▶ _Work to do_
Give these records again, substituting "variation" for every occurrence of "variability" and leaving everything else unchanged.

[START]

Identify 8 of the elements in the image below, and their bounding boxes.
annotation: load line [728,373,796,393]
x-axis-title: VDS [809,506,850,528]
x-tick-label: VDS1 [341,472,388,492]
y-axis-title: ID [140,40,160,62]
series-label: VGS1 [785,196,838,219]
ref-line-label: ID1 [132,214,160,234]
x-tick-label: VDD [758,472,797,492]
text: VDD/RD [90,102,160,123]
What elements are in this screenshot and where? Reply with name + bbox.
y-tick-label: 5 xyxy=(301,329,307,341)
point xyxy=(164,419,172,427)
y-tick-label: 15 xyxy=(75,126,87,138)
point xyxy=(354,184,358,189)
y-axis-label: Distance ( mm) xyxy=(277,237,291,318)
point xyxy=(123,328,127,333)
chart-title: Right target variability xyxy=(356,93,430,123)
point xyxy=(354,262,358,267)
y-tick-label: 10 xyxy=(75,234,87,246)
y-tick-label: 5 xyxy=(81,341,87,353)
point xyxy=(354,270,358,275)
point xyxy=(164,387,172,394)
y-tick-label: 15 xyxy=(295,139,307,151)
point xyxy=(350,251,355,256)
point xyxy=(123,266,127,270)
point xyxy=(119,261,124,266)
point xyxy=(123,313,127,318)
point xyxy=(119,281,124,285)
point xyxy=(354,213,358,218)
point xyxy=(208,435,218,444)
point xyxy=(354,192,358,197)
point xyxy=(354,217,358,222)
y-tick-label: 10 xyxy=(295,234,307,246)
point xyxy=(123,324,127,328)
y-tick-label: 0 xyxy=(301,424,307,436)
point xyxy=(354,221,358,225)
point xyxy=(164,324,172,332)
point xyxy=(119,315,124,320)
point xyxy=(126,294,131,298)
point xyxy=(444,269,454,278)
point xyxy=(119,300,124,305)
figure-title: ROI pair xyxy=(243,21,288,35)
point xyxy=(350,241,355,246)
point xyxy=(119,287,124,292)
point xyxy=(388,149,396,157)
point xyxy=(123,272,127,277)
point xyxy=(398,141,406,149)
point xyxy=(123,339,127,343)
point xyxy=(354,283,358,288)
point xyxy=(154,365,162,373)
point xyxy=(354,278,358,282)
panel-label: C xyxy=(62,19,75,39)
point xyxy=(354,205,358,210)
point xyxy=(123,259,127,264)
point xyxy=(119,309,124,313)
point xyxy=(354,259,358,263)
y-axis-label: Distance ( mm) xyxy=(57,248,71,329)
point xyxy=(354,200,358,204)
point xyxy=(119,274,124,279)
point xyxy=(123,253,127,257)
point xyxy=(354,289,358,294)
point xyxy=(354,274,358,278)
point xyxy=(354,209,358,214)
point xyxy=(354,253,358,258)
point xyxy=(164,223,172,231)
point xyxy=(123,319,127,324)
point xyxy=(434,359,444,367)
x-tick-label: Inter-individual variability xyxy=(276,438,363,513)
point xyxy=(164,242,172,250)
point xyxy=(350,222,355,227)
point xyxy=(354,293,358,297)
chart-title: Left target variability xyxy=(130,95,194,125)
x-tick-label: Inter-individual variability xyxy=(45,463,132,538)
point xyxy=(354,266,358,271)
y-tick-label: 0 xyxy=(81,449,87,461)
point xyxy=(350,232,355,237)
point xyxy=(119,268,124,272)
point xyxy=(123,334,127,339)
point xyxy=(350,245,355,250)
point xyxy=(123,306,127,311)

[END]

▶ _Exercise answer_
Identify 8 of the elements in the image below, and their bounding boxes.
annotation: load line [728,373,796,393]
x-axis-title: VDS [809,506,850,528]
x-tick-label: VDS1 [341,472,388,492]
y-axis-title: ID [140,40,160,62]
series-label: VGS1 [785,196,838,219]
ref-line-label: ID1 [132,214,160,234]
x-tick-label: VDD [758,472,797,492]
text: VDD/RD [90,102,160,123]
What elements are in this screenshot and where? Reply with name + bbox.
y-tick-label: 5 xyxy=(301,329,307,341)
point xyxy=(164,419,172,427)
y-tick-label: 15 xyxy=(75,126,87,138)
point xyxy=(354,184,358,189)
y-axis-label: Distance ( mm) xyxy=(277,237,291,318)
point xyxy=(123,328,127,333)
chart-title: Right target variation xyxy=(356,93,430,123)
point xyxy=(354,262,358,267)
y-tick-label: 10 xyxy=(75,234,87,246)
y-tick-label: 5 xyxy=(81,341,87,353)
point xyxy=(354,270,358,275)
point xyxy=(164,387,172,394)
y-tick-label: 15 xyxy=(295,139,307,151)
point xyxy=(350,251,355,256)
point xyxy=(123,266,127,270)
point xyxy=(119,261,124,266)
point xyxy=(123,313,127,318)
point xyxy=(119,281,124,285)
point xyxy=(354,213,358,218)
point xyxy=(208,435,218,444)
point xyxy=(354,192,358,197)
point xyxy=(354,217,358,222)
y-tick-label: 10 xyxy=(295,234,307,246)
point xyxy=(123,324,127,328)
y-tick-label: 0 xyxy=(301,424,307,436)
point xyxy=(354,221,358,225)
point xyxy=(164,324,172,332)
point xyxy=(119,315,124,320)
point xyxy=(126,294,131,298)
point xyxy=(444,269,454,278)
point xyxy=(119,300,124,305)
figure-title: ROI pair xyxy=(243,21,288,35)
point xyxy=(350,241,355,246)
point xyxy=(119,287,124,292)
point xyxy=(388,149,396,157)
point xyxy=(123,272,127,277)
point xyxy=(398,141,406,149)
point xyxy=(123,339,127,343)
point xyxy=(354,283,358,288)
point xyxy=(154,365,162,373)
point xyxy=(354,278,358,282)
panel-label: C xyxy=(62,19,75,39)
point xyxy=(354,205,358,210)
point xyxy=(123,259,127,264)
point xyxy=(119,309,124,313)
point xyxy=(354,259,358,263)
y-axis-label: Distance ( mm) xyxy=(57,248,71,329)
point xyxy=(354,200,358,204)
point xyxy=(119,274,124,279)
point xyxy=(123,253,127,257)
point xyxy=(354,289,358,294)
point xyxy=(354,274,358,278)
point xyxy=(354,209,358,214)
point xyxy=(354,253,358,258)
point xyxy=(164,223,172,231)
point xyxy=(123,319,127,324)
point xyxy=(434,359,444,367)
x-tick-label: Inter-individual variation xyxy=(276,438,363,513)
point xyxy=(164,242,172,250)
point xyxy=(350,222,355,227)
point xyxy=(354,293,358,297)
chart-title: Left target variation xyxy=(130,95,194,125)
x-tick-label: Inter-individual variation xyxy=(45,463,132,538)
point xyxy=(354,266,358,271)
y-tick-label: 0 xyxy=(81,449,87,461)
point xyxy=(350,232,355,237)
point xyxy=(119,268,124,272)
point xyxy=(123,334,127,339)
point xyxy=(350,245,355,250)
point xyxy=(123,306,127,311)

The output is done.